▸ **What is needed**:
In the records below, pick out all lines containing the word "Tarım".

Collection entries
** begin **

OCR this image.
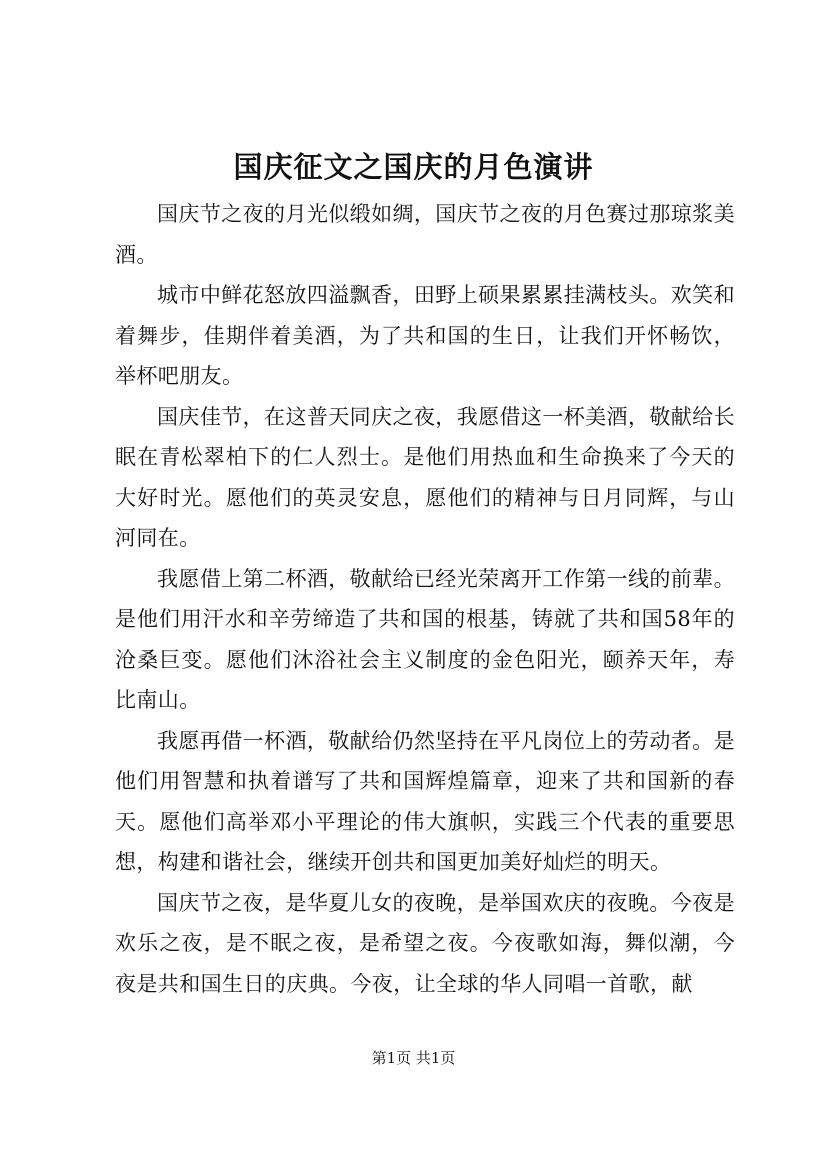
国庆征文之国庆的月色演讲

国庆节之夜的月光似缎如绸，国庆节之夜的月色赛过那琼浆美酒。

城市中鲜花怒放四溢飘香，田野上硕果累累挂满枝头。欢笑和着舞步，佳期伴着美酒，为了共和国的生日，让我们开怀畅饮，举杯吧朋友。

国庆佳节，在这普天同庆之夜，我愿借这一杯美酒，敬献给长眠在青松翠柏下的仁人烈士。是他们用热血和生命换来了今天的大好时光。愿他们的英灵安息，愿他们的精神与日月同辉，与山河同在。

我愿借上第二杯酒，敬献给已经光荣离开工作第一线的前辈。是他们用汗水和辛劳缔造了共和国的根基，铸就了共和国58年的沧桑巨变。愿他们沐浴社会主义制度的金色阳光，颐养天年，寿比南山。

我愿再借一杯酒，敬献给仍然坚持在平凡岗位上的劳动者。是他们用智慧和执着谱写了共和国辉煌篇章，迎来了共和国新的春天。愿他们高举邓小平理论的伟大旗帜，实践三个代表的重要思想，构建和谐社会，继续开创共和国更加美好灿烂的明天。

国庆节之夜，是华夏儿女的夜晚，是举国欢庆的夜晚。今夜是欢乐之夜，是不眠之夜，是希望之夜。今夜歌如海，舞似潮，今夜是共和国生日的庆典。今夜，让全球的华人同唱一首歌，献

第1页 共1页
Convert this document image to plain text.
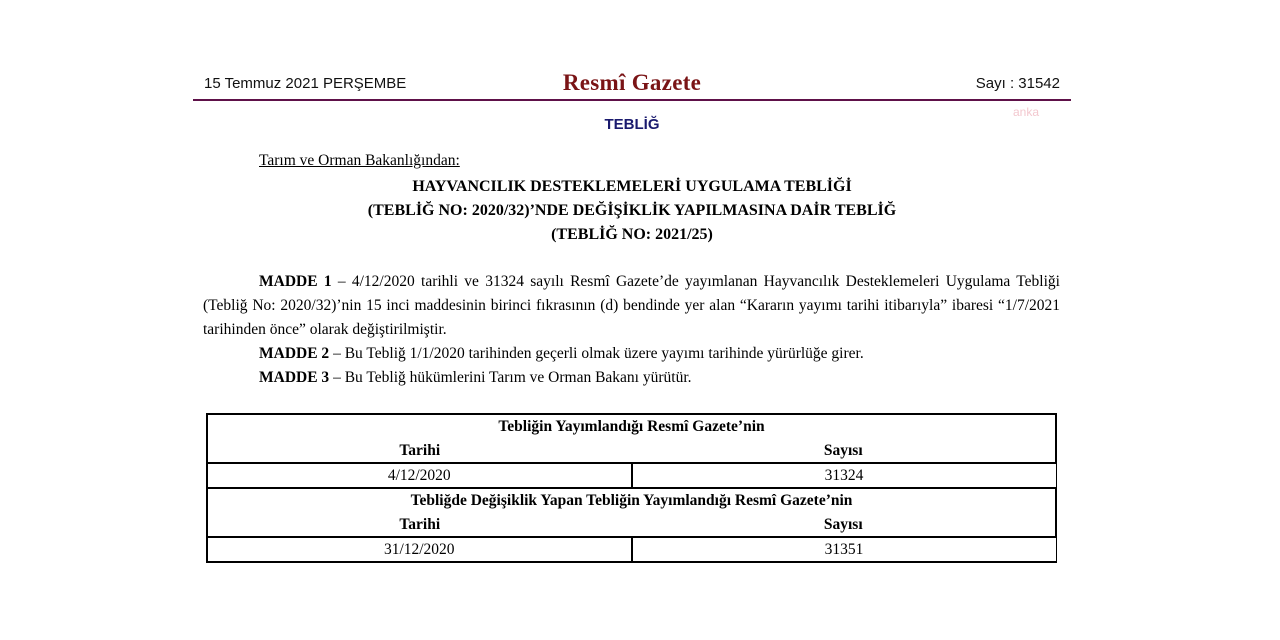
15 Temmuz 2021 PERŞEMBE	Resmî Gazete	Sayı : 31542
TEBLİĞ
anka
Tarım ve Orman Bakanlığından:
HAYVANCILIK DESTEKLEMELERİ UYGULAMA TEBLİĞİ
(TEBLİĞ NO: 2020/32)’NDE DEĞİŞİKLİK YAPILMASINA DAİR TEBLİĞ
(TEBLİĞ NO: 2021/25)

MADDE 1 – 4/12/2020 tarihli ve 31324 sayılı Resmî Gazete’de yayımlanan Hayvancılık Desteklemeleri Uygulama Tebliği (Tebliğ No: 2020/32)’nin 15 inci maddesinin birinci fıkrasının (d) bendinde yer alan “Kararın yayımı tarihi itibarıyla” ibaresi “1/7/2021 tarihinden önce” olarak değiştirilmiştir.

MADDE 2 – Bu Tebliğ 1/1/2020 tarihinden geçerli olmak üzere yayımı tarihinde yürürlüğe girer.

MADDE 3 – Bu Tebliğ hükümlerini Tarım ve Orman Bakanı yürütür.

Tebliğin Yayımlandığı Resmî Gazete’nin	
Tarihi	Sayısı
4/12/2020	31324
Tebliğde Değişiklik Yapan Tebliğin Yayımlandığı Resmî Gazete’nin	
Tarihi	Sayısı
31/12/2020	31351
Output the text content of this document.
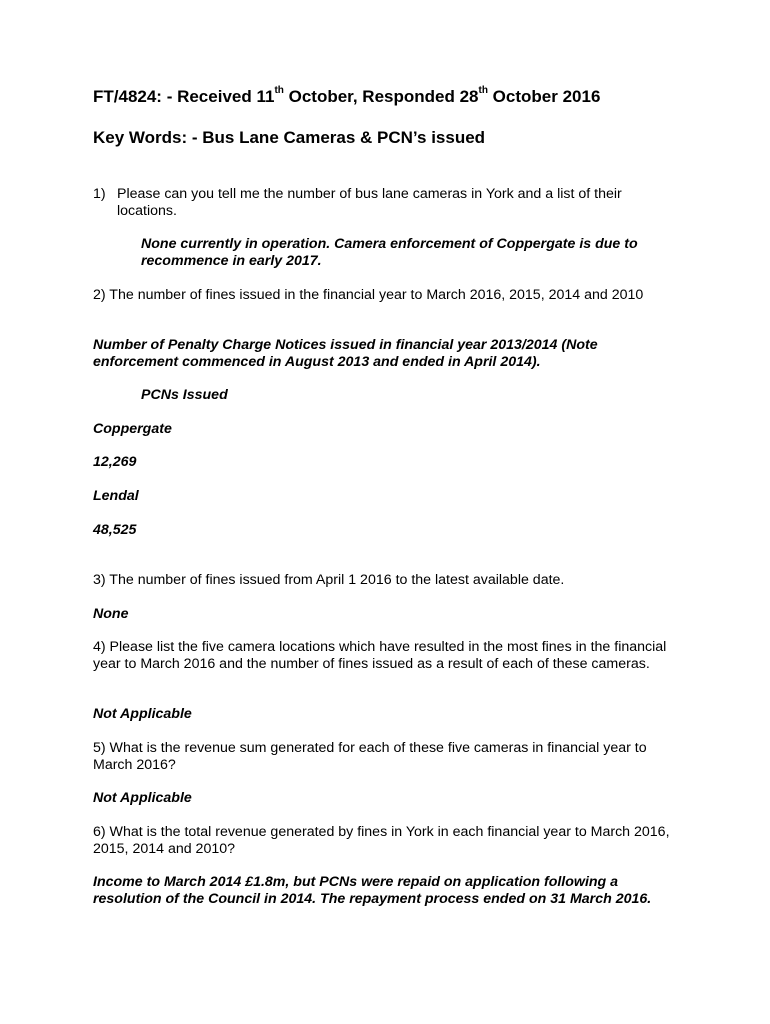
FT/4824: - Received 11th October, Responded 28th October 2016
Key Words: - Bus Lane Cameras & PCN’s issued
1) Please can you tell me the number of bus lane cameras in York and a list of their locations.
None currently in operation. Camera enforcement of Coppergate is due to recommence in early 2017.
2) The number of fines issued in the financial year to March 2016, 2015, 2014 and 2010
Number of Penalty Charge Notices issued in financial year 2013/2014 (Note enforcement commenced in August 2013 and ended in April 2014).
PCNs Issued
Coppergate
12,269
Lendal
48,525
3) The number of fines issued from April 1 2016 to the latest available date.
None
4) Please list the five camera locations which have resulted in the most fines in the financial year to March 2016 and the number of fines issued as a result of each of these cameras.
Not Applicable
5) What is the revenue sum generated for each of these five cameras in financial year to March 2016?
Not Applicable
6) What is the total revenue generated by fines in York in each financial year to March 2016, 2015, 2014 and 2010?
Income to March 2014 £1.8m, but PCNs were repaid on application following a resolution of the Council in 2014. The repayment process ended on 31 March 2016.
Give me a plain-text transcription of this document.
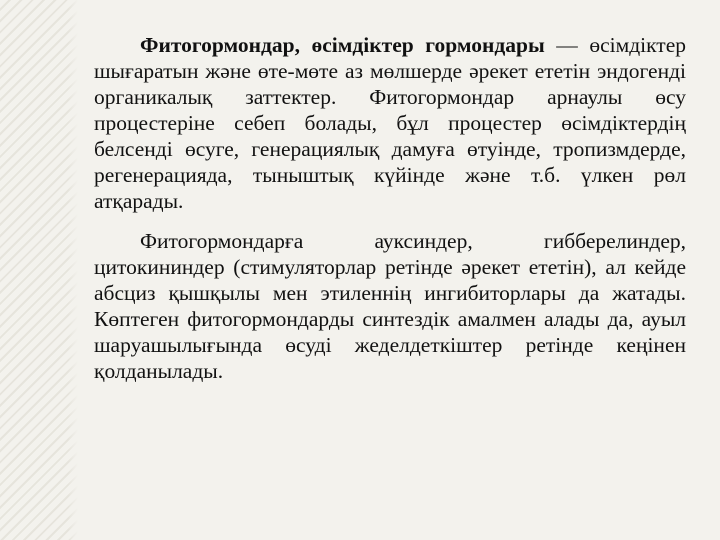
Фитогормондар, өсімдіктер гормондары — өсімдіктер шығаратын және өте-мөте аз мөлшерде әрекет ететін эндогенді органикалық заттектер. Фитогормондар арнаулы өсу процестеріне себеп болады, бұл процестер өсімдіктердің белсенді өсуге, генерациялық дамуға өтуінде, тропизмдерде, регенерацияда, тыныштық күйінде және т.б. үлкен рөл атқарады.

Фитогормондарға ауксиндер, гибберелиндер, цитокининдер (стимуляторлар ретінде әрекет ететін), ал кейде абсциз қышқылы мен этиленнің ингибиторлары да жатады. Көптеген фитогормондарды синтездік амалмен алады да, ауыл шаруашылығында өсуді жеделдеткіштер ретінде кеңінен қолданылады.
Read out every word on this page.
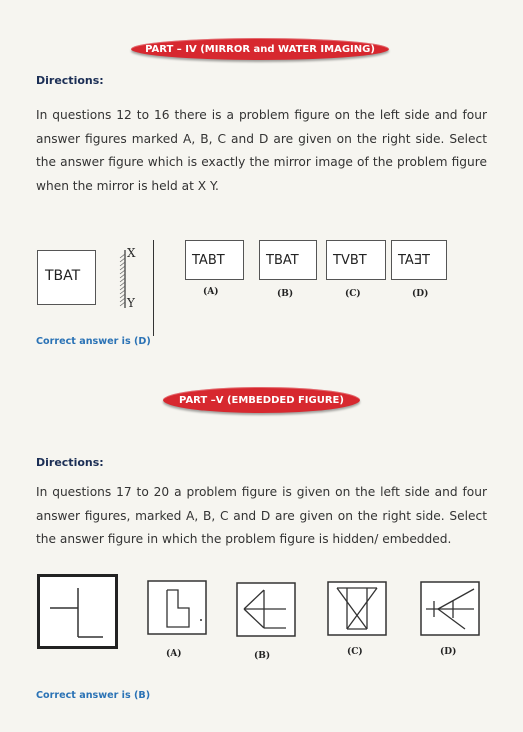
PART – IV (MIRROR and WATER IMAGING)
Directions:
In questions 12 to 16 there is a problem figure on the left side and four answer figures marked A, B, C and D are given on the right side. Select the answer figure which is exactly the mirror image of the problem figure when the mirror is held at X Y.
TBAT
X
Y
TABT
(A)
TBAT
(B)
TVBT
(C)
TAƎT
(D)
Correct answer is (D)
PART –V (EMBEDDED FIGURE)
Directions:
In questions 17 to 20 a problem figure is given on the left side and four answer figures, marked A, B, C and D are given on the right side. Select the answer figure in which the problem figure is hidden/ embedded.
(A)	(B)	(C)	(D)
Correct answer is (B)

** end **

▸ **Expected answer**:
Tarım ve Orman Bakanlığından:
MADDE 3 – Bu Tebliğ hükümlerini Tarım ve Orman Bakanı yürütür.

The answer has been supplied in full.